**EXERCISE OBJECTIVE:** Print the listing below in its entirety, character for character.
============================================================
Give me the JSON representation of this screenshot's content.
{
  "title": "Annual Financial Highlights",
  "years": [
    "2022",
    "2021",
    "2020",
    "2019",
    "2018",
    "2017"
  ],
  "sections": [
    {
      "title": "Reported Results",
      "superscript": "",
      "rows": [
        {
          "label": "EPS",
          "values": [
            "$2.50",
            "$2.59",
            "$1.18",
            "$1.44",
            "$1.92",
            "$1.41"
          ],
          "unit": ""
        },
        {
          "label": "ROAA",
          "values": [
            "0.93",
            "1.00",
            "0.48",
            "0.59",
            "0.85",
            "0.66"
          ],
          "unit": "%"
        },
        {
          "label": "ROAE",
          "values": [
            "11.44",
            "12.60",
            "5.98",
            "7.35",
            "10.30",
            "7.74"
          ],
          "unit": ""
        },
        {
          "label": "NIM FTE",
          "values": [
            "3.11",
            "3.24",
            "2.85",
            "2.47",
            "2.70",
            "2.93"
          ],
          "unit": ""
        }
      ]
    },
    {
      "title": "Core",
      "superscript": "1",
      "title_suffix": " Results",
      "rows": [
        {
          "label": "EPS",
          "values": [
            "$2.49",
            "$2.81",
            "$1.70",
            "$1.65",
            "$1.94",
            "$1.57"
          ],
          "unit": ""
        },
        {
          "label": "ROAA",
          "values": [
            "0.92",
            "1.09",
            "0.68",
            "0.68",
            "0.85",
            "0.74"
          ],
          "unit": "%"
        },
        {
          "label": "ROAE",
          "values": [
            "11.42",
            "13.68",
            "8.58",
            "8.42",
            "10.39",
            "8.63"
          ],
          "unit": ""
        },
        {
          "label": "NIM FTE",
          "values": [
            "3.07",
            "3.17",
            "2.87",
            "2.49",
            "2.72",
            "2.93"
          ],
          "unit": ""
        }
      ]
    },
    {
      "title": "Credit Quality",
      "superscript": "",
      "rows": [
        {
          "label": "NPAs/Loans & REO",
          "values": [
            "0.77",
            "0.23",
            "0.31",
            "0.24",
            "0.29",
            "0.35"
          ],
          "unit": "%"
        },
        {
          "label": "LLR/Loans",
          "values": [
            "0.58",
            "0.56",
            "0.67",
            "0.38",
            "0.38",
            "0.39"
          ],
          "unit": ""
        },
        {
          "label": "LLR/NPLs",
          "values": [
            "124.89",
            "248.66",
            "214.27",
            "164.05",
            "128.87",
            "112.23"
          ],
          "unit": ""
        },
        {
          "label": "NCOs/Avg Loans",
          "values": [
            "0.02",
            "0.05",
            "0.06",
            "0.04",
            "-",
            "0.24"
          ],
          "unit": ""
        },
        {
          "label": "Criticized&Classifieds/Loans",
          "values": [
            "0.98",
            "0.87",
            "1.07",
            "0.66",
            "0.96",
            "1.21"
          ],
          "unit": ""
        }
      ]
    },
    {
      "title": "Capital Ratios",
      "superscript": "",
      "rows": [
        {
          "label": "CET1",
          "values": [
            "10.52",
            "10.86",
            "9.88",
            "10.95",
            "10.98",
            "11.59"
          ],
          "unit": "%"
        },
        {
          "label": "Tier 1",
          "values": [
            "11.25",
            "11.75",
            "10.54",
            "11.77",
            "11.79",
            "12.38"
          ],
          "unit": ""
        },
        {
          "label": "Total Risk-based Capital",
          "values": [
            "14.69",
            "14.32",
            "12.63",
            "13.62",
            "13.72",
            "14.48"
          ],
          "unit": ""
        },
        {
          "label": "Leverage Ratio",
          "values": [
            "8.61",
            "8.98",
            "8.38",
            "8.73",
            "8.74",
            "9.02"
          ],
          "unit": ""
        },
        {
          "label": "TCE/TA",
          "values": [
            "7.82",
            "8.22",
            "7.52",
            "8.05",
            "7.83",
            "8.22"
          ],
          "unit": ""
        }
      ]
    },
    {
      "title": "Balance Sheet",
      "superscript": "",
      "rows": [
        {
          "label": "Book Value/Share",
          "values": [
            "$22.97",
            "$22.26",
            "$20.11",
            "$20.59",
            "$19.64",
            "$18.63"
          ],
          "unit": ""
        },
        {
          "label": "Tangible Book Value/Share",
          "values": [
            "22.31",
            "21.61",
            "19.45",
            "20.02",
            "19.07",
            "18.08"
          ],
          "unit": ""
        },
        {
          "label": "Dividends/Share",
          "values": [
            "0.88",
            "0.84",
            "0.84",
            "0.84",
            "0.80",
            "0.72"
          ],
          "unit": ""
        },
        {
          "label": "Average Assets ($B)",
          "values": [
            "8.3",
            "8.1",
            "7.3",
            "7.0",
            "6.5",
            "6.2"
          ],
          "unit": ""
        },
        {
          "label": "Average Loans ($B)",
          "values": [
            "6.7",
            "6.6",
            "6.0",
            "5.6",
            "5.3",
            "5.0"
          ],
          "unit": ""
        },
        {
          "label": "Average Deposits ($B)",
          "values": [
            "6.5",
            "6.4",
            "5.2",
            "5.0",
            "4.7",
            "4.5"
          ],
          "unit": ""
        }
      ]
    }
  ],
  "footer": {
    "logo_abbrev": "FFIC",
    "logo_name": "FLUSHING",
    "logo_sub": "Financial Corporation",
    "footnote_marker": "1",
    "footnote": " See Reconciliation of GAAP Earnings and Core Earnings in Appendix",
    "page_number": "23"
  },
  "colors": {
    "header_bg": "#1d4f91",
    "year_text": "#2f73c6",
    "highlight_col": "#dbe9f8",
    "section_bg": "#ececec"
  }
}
============================================================
**TASK RESULT:**
Give me the JSON representation of this screenshot's content.
{
  "title": "Annual Financial Highlights",
  "years": [
    "2022",
    "2021",
    "2020",
    "2019",
    "2018",
    "2017"
  ],
  "sections": [
    {
      "title": "Reported Results",
      "superscript": "",
      "rows": [
        {
          "label": "EPS",
          "values": [
            "$2.50",
            "$2.59",
            "$1.18",
            "$1.44",
            "$1.92",
            "$1.41"
          ],
          "unit": ""
        },
        {
          "label": "ROAA",
          "values": [
            "0.93",
            "1.00",
            "0.48",
            "0.59",
            "0.85",
            "0.66"
          ],
          "unit": "%"
        },
        {
          "label": "ROAE",
          "values": [
            "11.44",
            "12.60",
            "5.98",
            "7.35",
            "10.30",
            "7.74"
          ],
          "unit": ""
        },
        {
          "label": "NIM FTE",
          "values": [
            "3.11",
            "3.24",
            "2.85",
            "2.47",
            "2.70",
            "2.93"
          ],
          "unit": ""
        }
      ]
    },
    {
      "title": "Core",
      "superscript": "1",
      "title_suffix": " Results",
      "rows": [
        {
          "label": "EPS",
          "values": [
            "$2.49",
            "$2.81",
            "$1.70",
            "$1.65",
            "$1.94",
            "$1.57"
          ],
          "unit": ""
        },
        {
          "label": "ROAA",
          "values": [
            "0.92",
            "1.09",
            "0.68",
            "0.68",
            "0.85",
            "0.74"
          ],
          "unit": "%"
        },
        {
          "label": "ROAE",
          "values": [
            "11.42",
            "13.68",
            "8.58",
            "8.42",
            "10.39",
            "8.63"
          ],
          "unit": ""
        },
        {
          "label": "NIM FTE",
          "values": [
            "3.07",
            "3.17",
            "2.87",
            "2.49",
            "2.72",
            "2.93"
          ],
          "unit": ""
        }
      ]
    },
    {
      "title": "Credit Quality",
      "superscript": "",
      "rows": [
        {
          "label": "NPAs/Loans & REO",
          "values": [
            "0.77",
            "0.23",
            "0.31",
            "0.24",
            "0.29",
            "0.35"
          ],
          "unit": "%"
        },
        {
          "label": "LLR/Loans",
          "values": [
            "0.58",
            "0.56",
            "0.67",
            "0.38",
            "0.38",
            "0.39"
          ],
          "unit": ""
        },
        {
          "label": "LLR/NPLs",
          "values": [
            "124.89",
            "248.66",
            "214.27",
            "164.05",
            "128.87",
            "112.23"
          ],
          "unit": ""
        },
        {
          "label": "NCOs/Avg Loans",
          "values": [
            "0.02",
            "0.05",
            "0.06",
            "0.04",
            "-",
            "0.24"
          ],
          "unit": ""
        },
        {
          "label": "Criticized&Classifieds/Loans",
          "values": [
            "0.98",
            "0.87",
            "1.07",
            "0.66",
            "0.96",
            "1.21"
          ],
          "unit": ""
        }
      ]
    },
    {
      "title": "Capital Ratios",
      "superscript": "",
      "rows": [
        {
          "label": "CET1",
          "values": [
            "10.52",
            "10.86",
            "9.88",
            "10.95",
            "10.98",
            "11.59"
          ],
          "unit": "%"
        },
        {
          "label": "Tier 1",
          "values": [
            "11.25",
            "11.75",
            "10.54",
            "11.77",
            "11.79",
            "12.38"
          ],
          "unit": ""
        },
        {
          "label": "Total Risk-based Capital",
          "values": [
            "14.69",
            "14.32",
            "12.63",
            "13.62",
            "13.72",
            "14.48"
          ],
          "unit": ""
        },
        {
          "label": "Leverage Ratio",
          "values": [
            "8.61",
            "8.98",
            "8.38",
            "8.73",
            "8.74",
            "9.02"
          ],
          "unit": ""
        },
        {
          "label": "TCE/TA",
          "values": [
            "7.82",
            "8.22",
            "7.52",
            "8.05",
            "7.83",
            "8.22"
          ],
          "unit": ""
        }
      ]
    },
    {
      "title": "Balance Sheet",
      "superscript": "",
      "rows": [
        {
          "label": "Book Value/Share",
          "values": [
            "$22.97",
            "$22.26",
            "$20.11",
            "$20.59",
            "$19.64",
            "$18.63"
          ],
          "unit": ""
        },
        {
          "label": "Tangible Book Value/Share",
          "values": [
            "22.31",
            "21.61",
            "19.45",
            "20.02",
            "19.07",
            "18.08"
          ],
          "unit": ""
        },
        {
          "label": "Dividends/Share",
          "values": [
            "0.88",
            "0.84",
            "0.84",
            "0.84",
            "0.80",
            "0.72"
          ],
          "unit": ""
        },
        {
          "label": "Average Assets ($B)",
          "values": [
            "8.3",
            "8.1",
            "7.3",
            "7.0",
            "6.5",
            "6.2"
          ],
          "unit": ""
        },
        {
          "label": "Average Loans ($B)",
          "values": [
            "6.7",
            "6.6",
            "6.0",
            "5.6",
            "5.3",
            "5.0"
          ],
          "unit": ""
        },
        {
          "label": "Average Deposits ($B)",
          "values": [
            "6.5",
            "6.4",
            "5.2",
            "5.0",
            "4.7",
            "4.5"
          ],
          "unit": ""
        }
      ]
    }
  ],
  "footer": {
    "logo_abbrev": "FFIC",
    "logo_name": "FLUSHING",
    "logo_sub": "Financial Corporation",
    "footnote_marker": "1",
    "footnote": " See Reconciliation of GAAP Earnings and Core Earnings in Appendix",
    "page_number": "23"
  },
  "colors": {
    "header_bg": "#1d4f91",
    "year_text": "#2f73c6",
    "highlight_col": "#dbe9f8",
    "section_bg": "#ececec"
  }
}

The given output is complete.